## YOUR OBJECTIVE
Count how many lines include "document" and answer with that number only.

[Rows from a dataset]
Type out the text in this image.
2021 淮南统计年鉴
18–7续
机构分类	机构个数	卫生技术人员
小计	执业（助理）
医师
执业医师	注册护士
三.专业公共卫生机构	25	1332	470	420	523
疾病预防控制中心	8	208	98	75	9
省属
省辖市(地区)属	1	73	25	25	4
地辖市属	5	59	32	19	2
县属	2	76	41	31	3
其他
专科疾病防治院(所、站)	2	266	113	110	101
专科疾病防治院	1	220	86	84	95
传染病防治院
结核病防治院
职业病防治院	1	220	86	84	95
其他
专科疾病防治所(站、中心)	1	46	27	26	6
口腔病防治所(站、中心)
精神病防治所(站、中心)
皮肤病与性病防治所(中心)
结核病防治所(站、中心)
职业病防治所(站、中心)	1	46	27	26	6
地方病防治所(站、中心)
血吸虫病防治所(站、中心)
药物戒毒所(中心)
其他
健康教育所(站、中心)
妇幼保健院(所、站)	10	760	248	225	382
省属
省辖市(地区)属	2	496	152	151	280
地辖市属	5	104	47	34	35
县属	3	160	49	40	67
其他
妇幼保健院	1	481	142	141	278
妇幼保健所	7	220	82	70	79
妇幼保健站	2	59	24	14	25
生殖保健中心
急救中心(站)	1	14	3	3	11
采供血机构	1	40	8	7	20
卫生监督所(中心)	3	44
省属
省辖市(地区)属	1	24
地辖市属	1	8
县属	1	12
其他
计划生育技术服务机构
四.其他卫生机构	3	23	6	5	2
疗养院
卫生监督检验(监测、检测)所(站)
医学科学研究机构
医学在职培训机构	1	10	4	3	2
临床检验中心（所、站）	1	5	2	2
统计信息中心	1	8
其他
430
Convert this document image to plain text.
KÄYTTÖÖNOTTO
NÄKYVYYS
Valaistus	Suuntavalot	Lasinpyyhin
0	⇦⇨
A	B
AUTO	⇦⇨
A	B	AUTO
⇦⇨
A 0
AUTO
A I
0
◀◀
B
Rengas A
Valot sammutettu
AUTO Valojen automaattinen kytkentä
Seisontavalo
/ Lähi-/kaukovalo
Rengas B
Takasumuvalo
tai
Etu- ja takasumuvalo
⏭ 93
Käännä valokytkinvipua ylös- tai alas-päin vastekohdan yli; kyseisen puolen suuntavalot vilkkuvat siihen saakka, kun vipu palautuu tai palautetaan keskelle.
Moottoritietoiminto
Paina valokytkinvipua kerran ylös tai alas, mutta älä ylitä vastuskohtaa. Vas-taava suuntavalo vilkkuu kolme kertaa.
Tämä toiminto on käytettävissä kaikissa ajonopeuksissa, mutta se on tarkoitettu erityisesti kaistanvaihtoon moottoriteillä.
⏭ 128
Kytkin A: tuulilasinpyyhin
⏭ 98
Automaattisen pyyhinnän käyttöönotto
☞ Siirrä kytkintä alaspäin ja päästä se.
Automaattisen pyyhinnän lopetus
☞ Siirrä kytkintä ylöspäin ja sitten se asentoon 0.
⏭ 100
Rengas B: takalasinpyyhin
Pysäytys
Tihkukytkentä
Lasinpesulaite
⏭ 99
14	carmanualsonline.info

--

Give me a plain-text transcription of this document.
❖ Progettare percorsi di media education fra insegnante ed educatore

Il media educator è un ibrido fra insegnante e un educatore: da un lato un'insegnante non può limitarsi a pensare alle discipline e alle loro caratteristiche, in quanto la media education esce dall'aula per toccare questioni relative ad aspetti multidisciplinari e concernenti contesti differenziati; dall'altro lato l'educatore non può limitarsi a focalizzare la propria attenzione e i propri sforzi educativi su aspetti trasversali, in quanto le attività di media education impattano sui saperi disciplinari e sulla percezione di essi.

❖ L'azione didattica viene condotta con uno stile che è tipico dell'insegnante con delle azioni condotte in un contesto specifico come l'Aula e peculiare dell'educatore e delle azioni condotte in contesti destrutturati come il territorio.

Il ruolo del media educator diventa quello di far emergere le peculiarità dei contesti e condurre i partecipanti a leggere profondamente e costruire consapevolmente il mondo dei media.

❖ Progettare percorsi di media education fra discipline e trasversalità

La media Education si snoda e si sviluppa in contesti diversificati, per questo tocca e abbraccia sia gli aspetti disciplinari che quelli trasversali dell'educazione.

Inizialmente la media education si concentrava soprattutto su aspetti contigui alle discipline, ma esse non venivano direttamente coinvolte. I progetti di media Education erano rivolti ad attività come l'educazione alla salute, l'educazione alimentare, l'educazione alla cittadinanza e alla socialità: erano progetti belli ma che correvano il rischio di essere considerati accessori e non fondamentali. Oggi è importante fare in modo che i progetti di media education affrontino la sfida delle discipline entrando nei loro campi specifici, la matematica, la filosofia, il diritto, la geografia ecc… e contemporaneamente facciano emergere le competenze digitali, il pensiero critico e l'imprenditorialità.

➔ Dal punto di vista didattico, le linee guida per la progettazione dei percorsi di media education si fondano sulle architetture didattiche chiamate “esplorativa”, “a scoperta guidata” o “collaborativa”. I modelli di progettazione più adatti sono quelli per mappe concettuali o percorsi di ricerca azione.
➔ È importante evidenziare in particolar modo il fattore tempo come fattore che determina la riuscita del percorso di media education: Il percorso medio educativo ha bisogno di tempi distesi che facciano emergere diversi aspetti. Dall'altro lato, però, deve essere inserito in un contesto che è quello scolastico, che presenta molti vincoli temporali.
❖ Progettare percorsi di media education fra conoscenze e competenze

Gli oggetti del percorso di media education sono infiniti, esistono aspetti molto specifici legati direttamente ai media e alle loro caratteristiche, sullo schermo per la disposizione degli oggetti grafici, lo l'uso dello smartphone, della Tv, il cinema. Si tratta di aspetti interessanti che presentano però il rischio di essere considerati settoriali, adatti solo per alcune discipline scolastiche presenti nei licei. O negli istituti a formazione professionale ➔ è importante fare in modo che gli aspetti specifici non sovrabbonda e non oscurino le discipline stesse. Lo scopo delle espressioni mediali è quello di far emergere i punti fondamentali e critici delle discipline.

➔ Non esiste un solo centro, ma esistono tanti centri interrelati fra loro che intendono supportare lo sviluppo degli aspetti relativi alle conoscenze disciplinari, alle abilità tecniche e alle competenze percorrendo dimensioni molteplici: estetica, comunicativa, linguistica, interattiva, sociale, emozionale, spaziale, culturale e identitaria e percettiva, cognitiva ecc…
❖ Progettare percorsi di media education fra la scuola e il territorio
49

## REPLY
2